━━━━━ Available data

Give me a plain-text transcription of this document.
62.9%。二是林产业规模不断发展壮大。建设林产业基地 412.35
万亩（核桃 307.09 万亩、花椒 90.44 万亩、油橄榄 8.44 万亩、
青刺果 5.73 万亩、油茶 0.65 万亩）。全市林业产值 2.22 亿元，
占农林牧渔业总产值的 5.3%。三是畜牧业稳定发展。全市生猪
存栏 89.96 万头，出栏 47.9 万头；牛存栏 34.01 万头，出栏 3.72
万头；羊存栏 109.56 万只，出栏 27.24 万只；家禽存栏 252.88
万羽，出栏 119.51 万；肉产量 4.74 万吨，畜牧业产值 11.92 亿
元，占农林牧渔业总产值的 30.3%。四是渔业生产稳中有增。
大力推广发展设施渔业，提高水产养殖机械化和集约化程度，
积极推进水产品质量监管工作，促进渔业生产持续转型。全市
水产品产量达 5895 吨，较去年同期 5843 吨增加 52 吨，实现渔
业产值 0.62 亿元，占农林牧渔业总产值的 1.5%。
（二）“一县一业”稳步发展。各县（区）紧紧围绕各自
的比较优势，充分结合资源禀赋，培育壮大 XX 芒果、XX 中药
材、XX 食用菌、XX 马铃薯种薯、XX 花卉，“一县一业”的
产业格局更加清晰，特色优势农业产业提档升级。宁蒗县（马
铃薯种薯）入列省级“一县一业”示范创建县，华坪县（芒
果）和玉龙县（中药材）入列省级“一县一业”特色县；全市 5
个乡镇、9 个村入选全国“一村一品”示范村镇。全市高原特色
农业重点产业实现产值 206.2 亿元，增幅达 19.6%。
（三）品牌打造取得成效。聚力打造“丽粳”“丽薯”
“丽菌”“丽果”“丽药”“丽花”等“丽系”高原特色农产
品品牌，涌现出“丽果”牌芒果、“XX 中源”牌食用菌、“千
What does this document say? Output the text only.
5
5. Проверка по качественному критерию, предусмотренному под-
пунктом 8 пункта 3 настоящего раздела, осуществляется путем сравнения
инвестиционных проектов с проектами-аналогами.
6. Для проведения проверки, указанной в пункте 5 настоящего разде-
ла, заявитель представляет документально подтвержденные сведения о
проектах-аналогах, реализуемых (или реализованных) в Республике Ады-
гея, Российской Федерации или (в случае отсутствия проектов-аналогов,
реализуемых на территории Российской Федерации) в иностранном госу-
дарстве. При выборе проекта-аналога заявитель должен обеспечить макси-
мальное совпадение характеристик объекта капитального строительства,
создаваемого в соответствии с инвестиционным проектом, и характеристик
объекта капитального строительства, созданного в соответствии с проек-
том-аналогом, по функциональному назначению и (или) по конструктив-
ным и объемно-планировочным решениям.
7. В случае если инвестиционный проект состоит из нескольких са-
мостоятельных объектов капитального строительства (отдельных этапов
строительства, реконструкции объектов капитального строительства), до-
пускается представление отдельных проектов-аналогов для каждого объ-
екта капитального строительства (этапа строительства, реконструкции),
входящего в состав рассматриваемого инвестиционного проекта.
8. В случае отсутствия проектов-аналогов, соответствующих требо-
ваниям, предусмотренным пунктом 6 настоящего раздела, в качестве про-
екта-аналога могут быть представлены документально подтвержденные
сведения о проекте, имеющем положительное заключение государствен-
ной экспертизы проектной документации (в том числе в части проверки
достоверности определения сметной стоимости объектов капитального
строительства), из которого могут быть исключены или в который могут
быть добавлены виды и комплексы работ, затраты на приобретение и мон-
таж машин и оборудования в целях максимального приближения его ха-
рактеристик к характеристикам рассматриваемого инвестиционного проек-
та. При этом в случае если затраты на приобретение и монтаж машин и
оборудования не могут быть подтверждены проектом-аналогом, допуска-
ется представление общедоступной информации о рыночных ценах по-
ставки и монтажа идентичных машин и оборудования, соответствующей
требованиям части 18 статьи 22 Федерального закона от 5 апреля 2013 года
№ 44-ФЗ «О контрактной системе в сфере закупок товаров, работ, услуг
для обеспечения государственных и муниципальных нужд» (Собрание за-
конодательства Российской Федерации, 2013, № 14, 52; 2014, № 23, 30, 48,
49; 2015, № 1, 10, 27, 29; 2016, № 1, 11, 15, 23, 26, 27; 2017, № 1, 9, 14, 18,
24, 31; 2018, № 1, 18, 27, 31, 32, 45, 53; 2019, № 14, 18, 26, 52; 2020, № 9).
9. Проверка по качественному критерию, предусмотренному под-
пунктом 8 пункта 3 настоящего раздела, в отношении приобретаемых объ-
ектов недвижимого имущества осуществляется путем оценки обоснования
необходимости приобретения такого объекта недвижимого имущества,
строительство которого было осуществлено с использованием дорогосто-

━━━━━━━━━━

Count the lines above that contain the word "приобретение", and reply with only that number.

2